• **Data listing**
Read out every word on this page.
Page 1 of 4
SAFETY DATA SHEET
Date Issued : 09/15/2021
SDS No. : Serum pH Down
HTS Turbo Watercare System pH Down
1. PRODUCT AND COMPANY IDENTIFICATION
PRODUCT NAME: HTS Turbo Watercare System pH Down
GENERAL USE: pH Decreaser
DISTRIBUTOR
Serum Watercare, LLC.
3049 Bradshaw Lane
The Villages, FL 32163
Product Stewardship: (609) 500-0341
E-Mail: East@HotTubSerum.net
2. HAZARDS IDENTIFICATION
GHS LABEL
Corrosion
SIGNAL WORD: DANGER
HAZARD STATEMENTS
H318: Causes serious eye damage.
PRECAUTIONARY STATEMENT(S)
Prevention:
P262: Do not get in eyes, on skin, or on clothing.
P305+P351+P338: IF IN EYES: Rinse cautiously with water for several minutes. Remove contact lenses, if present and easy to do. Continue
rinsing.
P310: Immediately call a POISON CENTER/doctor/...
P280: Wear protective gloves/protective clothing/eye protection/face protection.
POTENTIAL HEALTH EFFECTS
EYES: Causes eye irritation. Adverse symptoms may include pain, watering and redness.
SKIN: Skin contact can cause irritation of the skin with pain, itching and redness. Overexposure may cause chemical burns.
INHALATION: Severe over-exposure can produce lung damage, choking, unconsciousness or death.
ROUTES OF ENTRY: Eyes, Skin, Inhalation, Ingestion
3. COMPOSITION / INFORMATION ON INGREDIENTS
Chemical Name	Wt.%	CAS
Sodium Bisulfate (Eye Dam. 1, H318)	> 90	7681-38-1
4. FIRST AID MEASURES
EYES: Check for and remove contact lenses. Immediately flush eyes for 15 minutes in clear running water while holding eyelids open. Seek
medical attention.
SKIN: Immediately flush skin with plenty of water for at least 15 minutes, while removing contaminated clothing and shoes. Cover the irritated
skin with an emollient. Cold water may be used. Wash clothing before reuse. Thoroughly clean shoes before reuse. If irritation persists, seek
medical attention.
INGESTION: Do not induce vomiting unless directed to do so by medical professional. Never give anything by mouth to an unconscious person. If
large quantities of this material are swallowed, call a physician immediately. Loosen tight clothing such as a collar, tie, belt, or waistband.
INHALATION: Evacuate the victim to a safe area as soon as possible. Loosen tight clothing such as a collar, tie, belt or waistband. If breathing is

• **WHAT THE TASK ASKS**
Count the lines above that contain the word "damage". Give only the number.

• **COMPLETED TASK**
2